## Written task
Scan the entries below and extract each line with the word "besieged" in it.

>> begin Extracted records

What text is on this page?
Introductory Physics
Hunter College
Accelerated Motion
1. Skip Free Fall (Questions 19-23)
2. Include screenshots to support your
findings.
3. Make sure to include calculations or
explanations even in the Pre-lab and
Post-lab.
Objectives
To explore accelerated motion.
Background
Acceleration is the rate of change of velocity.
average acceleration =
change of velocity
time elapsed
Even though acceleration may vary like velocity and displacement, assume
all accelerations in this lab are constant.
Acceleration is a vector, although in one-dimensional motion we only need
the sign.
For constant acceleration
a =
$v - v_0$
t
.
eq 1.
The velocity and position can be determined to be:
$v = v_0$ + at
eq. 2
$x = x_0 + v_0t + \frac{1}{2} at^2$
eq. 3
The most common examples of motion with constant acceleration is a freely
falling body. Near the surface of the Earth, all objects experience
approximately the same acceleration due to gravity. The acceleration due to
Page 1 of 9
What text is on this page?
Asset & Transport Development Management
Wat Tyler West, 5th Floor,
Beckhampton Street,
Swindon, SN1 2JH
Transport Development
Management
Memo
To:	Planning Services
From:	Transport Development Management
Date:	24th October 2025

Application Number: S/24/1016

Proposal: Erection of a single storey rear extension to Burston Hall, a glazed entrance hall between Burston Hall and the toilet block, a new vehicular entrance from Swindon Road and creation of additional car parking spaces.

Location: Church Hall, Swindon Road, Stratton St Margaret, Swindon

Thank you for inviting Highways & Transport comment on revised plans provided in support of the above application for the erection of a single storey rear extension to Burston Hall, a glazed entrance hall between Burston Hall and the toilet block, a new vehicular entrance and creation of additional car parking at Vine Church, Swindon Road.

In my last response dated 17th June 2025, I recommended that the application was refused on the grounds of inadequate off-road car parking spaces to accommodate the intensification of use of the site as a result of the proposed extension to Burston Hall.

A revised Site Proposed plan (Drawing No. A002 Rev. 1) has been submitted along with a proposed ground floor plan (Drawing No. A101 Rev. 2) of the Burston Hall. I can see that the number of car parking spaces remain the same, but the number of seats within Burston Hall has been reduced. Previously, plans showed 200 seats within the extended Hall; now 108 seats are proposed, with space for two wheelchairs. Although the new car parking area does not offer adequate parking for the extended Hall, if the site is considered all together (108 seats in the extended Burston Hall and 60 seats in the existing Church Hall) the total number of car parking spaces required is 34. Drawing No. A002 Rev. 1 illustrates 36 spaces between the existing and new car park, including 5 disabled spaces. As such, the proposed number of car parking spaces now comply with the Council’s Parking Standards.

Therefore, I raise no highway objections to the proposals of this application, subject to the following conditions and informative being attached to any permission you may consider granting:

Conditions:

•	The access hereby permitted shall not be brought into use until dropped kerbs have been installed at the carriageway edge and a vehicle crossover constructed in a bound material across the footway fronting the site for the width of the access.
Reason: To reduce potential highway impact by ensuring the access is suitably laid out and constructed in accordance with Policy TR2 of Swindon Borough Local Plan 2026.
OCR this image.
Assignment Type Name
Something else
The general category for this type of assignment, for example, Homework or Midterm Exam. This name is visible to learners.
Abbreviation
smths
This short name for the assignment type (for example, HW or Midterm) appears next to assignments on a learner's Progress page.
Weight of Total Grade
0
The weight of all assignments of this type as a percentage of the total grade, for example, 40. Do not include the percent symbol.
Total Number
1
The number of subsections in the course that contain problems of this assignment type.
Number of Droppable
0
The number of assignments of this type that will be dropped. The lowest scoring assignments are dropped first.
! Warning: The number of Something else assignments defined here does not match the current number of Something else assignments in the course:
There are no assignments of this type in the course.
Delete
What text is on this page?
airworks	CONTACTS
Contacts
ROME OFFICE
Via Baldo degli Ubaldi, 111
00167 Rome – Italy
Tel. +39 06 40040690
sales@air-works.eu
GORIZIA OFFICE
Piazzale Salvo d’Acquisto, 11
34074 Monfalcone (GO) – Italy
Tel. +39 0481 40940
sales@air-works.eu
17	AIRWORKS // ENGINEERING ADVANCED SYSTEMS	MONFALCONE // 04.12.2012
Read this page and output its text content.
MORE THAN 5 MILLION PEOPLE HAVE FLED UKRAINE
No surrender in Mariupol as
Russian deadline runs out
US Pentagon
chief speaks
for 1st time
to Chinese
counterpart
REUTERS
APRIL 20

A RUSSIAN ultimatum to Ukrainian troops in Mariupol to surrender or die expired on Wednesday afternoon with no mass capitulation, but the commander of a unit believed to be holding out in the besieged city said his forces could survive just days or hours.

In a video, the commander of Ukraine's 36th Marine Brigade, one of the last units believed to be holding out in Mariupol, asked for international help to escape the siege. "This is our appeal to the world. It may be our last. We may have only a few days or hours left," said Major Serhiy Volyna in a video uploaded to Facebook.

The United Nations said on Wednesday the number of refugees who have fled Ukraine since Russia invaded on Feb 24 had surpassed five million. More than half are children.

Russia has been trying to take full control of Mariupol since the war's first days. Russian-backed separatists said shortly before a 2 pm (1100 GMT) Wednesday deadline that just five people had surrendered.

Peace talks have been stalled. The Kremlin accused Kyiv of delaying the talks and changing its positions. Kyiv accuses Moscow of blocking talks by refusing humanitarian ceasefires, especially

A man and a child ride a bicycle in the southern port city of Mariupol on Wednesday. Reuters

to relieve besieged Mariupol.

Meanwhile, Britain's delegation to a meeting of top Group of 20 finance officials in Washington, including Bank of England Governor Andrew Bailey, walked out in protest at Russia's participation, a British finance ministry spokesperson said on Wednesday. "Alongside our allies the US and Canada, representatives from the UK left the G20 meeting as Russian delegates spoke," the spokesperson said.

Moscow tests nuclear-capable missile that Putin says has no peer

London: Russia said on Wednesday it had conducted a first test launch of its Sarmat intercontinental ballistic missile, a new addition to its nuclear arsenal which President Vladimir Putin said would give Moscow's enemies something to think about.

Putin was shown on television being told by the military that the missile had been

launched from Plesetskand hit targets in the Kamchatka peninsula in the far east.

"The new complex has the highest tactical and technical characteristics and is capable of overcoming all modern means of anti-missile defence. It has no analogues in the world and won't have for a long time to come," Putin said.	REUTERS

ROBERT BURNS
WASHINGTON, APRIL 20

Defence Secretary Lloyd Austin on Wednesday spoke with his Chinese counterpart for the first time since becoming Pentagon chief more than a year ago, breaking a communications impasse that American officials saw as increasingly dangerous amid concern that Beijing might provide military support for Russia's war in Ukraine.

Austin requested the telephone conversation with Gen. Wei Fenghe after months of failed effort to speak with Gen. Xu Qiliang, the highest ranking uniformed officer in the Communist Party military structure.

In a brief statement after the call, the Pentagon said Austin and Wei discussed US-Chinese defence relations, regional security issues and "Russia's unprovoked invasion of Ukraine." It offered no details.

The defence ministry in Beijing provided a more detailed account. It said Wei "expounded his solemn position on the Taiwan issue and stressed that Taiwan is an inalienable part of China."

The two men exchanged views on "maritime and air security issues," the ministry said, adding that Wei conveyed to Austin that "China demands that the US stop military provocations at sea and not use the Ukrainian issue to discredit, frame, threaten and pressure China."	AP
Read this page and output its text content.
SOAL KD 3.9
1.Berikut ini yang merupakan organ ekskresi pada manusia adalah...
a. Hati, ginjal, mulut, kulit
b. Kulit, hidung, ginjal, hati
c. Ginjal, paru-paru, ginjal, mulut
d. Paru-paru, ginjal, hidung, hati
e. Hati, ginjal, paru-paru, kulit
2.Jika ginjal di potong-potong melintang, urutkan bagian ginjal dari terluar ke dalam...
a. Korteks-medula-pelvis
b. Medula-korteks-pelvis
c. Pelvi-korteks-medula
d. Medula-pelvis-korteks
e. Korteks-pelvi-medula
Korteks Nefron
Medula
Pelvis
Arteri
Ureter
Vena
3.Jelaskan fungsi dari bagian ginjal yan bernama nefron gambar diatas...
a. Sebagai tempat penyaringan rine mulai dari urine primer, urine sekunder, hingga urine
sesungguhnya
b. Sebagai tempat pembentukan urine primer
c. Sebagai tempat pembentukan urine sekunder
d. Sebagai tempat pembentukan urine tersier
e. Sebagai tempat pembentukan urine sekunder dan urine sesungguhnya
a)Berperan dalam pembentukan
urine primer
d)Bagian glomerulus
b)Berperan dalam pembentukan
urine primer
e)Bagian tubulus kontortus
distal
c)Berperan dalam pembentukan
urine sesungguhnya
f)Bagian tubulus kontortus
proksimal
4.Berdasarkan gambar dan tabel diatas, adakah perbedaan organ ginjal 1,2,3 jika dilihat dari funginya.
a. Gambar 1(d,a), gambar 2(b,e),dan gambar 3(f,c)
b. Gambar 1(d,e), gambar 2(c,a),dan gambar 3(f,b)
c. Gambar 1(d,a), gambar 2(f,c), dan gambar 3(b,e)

>> end Extracted records

## Written solution
A RUSSIAN ultimatum to Ukrainian troops in Mariupol to surrender or die expired on Wednesday afternoon with no mass capitulation, but the commander of a unit believed to be holding out in the besieged city said his forces could survive just days or hours.
to relieve besieged Mariupol.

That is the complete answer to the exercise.